**The input**
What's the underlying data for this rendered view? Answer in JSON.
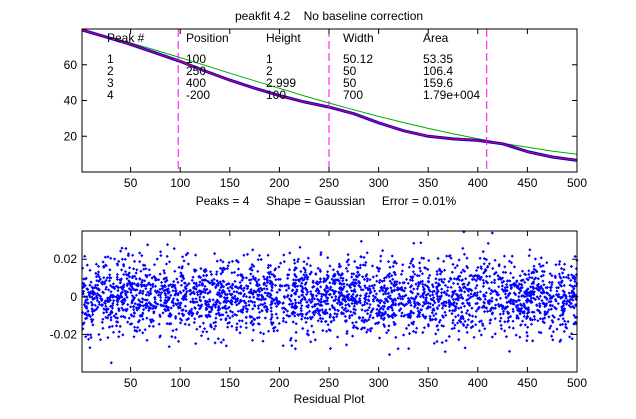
{
  "figure": {
    "title": "peakfit 4.2    No baseline correction",
    "fit_summary": "Peaks = 4     Shape = Gaussian     Error = 0.01%",
    "residual_label": "Residual Plot"
  },
  "results_table": {
    "headers": [
      "Peak #",
      "Position",
      "Height",
      "Width",
      "Area"
    ],
    "rows": [
      [
        "1",
        "100",
        "1",
        "50.12",
        "53.35"
      ],
      [
        "2",
        "250",
        "2",
        "50",
        "106.4"
      ],
      [
        "3",
        "400",
        "2.999",
        "50",
        "159.6"
      ],
      [
        "4",
        "-200",
        "100",
        "700",
        "1.79e+004"
      ]
    ]
  },
  "chart_data": [
    {
      "type": "line",
      "panel": "fit",
      "xlim": [
        1,
        500
      ],
      "ylim": [
        0,
        80
      ],
      "x_ticks": [
        50,
        100,
        150,
        200,
        250,
        300,
        350,
        400,
        450,
        500
      ],
      "y_ticks": [
        20,
        40,
        60
      ],
      "grid": false,
      "x": [
        1,
        25,
        50,
        75,
        100,
        125,
        150,
        175,
        200,
        225,
        250,
        275,
        300,
        325,
        350,
        375,
        400,
        425,
        450,
        475,
        500
      ],
      "series": [
        {
          "color": "#0000ff",
          "values": [
            79.5,
            75.6,
            71.4,
            66.7,
            61.9,
            56.5,
            51.4,
            46.9,
            42.8,
            39.2,
            36.3,
            32.6,
            27.5,
            23.1,
            20.0,
            18.5,
            17.7,
            15.8,
            11.4,
            8.4,
            6.5
          ]
        },
        {
          "color": "#ff0000",
          "values": [
            79.5,
            75.6,
            71.4,
            66.7,
            61.9,
            56.5,
            51.4,
            46.9,
            42.8,
            39.2,
            36.3,
            32.6,
            27.5,
            23.1,
            20.0,
            18.5,
            17.7,
            15.8,
            11.4,
            8.4,
            6.5
          ]
        },
        {
          "color": "#00aa00",
          "values": [
            79.5,
            76.1,
            72.3,
            68.2,
            64.0,
            59.7,
            55.3,
            51.0,
            46.8,
            42.6,
            38.6,
            34.8,
            31.1,
            27.7,
            24.4,
            21.4,
            18.6,
            16.1,
            13.8,
            11.7,
            9.9
          ]
        }
      ],
      "vlines": {
        "color": "#ff00ff",
        "style": "dashed",
        "x": [
          98,
          250,
          409
        ]
      }
    },
    {
      "type": "scatter",
      "panel": "residual",
      "xlim": [
        1,
        500
      ],
      "ylim": [
        -0.04,
        0.035
      ],
      "x_ticks": [
        50,
        100,
        150,
        200,
        250,
        300,
        350,
        400,
        450,
        500
      ],
      "y_ticks": [
        -0.02,
        0,
        0.02
      ],
      "y_tick_labels": [
        "-0.02",
        "0",
        "0.02"
      ],
      "grid": false,
      "marker_color": "#0000ff",
      "n_points": 3000,
      "mean": 0,
      "std": 0.01,
      "seed": 42
    }
  ]
}
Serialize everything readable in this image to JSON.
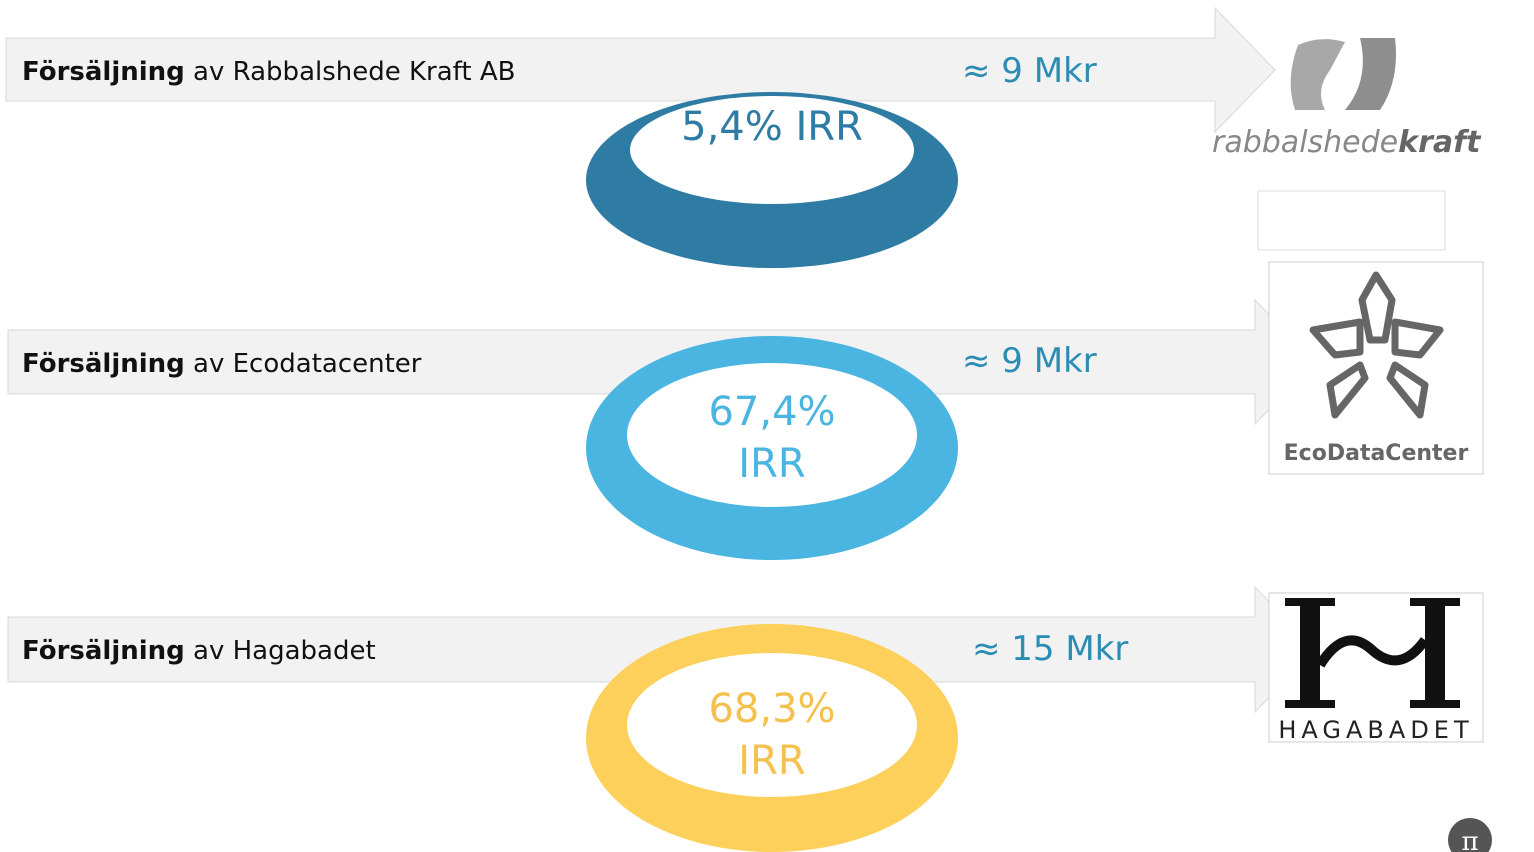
{
  "rows": [
    {
      "label_bold": "Försäljning",
      "label_rest": "av Rabbalshede Kraft AB",
      "value": "≈ 9 Mkr",
      "ring_lines": [
        "5,4% IRR"
      ]
    },
    {
      "label_bold": "Försäljning",
      "label_rest": "av Ecodatacenter",
      "value": "≈ 9 Mkr",
      "ring_lines": [
        "67,4%",
        "IRR"
      ]
    },
    {
      "label_bold": "Försäljning",
      "label_rest": "av Hagabadet",
      "value": "≈ 15 Mkr",
      "ring_lines": [
        "68,3%",
        "IRR"
      ]
    }
  ],
  "logos": {
    "rabbalshede_a": "rabbalshede",
    "rabbalshede_b": "kraft",
    "ecodatacenter": "EcoDataCenter",
    "hagabadet": "HAGABADET",
    "footer": "π"
  }
}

**Task**
Print out every entry above without changing a word, and leave out the pictures.

**Written reply**
What's the underlying data for this rendered view? Answer in JSON.
{
  "figure": {
    "title": "peakfit 4.2    No baseline correction",
    "fit_summary": "Peaks = 4     Shape = Gaussian     Error = 0.01%",
    "residual_label": "Residual Plot"
  },
  "results_table": {
    "headers": [
      "Peak #",
      "Position",
      "Height",
      "Width",
      "Area"
    ],
    "rows": [
      [
        "1",
        "100",
        "1",
        "50.12",
        "53.35"
      ],
      [
        "2",
        "250",
        "2",
        "50",
        "106.4"
      ],
      [
        "3",
        "400",
        "2.999",
        "50",
        "159.6"
      ],
      [
        "4",
        "-200",
        "100",
        "700",
        "1.79e+004"
      ]
    ]
  },
  "chart_data": [
    {
      "type": "line",
      "panel": "fit",
      "xlim": [
        1,
        500
      ],
      "ylim": [
        0,
        80
      ],
      "x_ticks": [
        50,
        100,
        150,
        200,
        250,
        300,
        350,
        400,
        450,
        500
      ],
      "y_ticks": [
        20,
        40,
        60
      ],
      "grid": false,
      "x": [
        1,
        25,
        50,
        75,
        100,
        125,
        150,
        175,
        200,
        225,
        250,
        275,
        300,
        325,
        350,
        375,
        400,
        425,
        450,
        475,
        500
      ],
      "series": [
        {
          "color": "#0000ff",
          "values": [
            79.5,
            75.6,
            71.4,
            66.7,
            61.9,
            56.5,
            51.4,
            46.9,
            42.8,
            39.2,
            36.3,
            32.6,
            27.5,
            23.1,
            20.0,
            18.5,
            17.7,
            15.8,
            11.4,
            8.4,
            6.5
          ]
        },
        {
          "color": "#ff0000",
          "values": [
            79.5,
            75.6,
            71.4,
            66.7,
            61.9,
            56.5,
            51.4,
            46.9,
            42.8,
            39.2,
            36.3,
            32.6,
            27.5,
            23.1,
            20.0,
            18.5,
            17.7,
            15.8,
            11.4,
            8.4,
            6.5
          ]
        },
        {
          "color": "#00aa00",
          "values": [
            79.5,
            76.1,
            72.3,
            68.2,
            64.0,
            59.7,
            55.3,
            51.0,
            46.8,
            42.6,
            38.6,
            34.8,
            31.1,
            27.7,
            24.4,
            21.4,
            18.6,
            16.1,
            13.8,
            11.7,
            9.9
          ]
        }
      ],
      "vlines": {
        "color": "#ff00ff",
        "style": "dashed",
        "x": [
          98,
          250,
          409
        ]
      }
    },
    {
      "type": "scatter",
      "panel": "residual",
      "xlim": [
        1,
        500
      ],
      "ylim": [
        -0.04,
        0.035
      ],
      "x_ticks": [
        50,
        100,
        150,
        200,
        250,
        300,
        350,
        400,
        450,
        500
      ],
      "y_ticks": [
        -0.02,
        0,
        0.02
      ],
      "y_tick_labels": [
        "-0.02",
        "0",
        "0.02"
      ],
      "grid": false,
      "marker_color": "#0000ff",
      "n_points": 3000,
      "mean": 0,
      "std": 0.01,
      "seed": 42
    }
  ]
}
Serialize everything readable in this image to JSON.
{
  "rows": [
    {
      "label_bold": "Försäljning",
      "label_rest": "av Rabbalshede Kraft AB",
      "value": "≈ 9 Mkr",
      "ring_lines": [
        "5,4% IRR"
      ]
    },
    {
      "label_bold": "Försäljning",
      "label_rest": "av Ecodatacenter",
      "value": "≈ 9 Mkr",
      "ring_lines": [
        "67,4%",
        "IRR"
      ]
    },
    {
      "label_bold": "Försäljning",
      "label_rest": "av Hagabadet",
      "value": "≈ 15 Mkr",
      "ring_lines": [
        "68,3%",
        "IRR"
      ]
    }
  ],
  "logos": {
    "rabbalshede_a": "rabbalshede",
    "rabbalshede_b": "kraft",
    "ecodatacenter": "EcoDataCenter",
    "hagabadet": "HAGABADET",
    "footer": "π"
  }
}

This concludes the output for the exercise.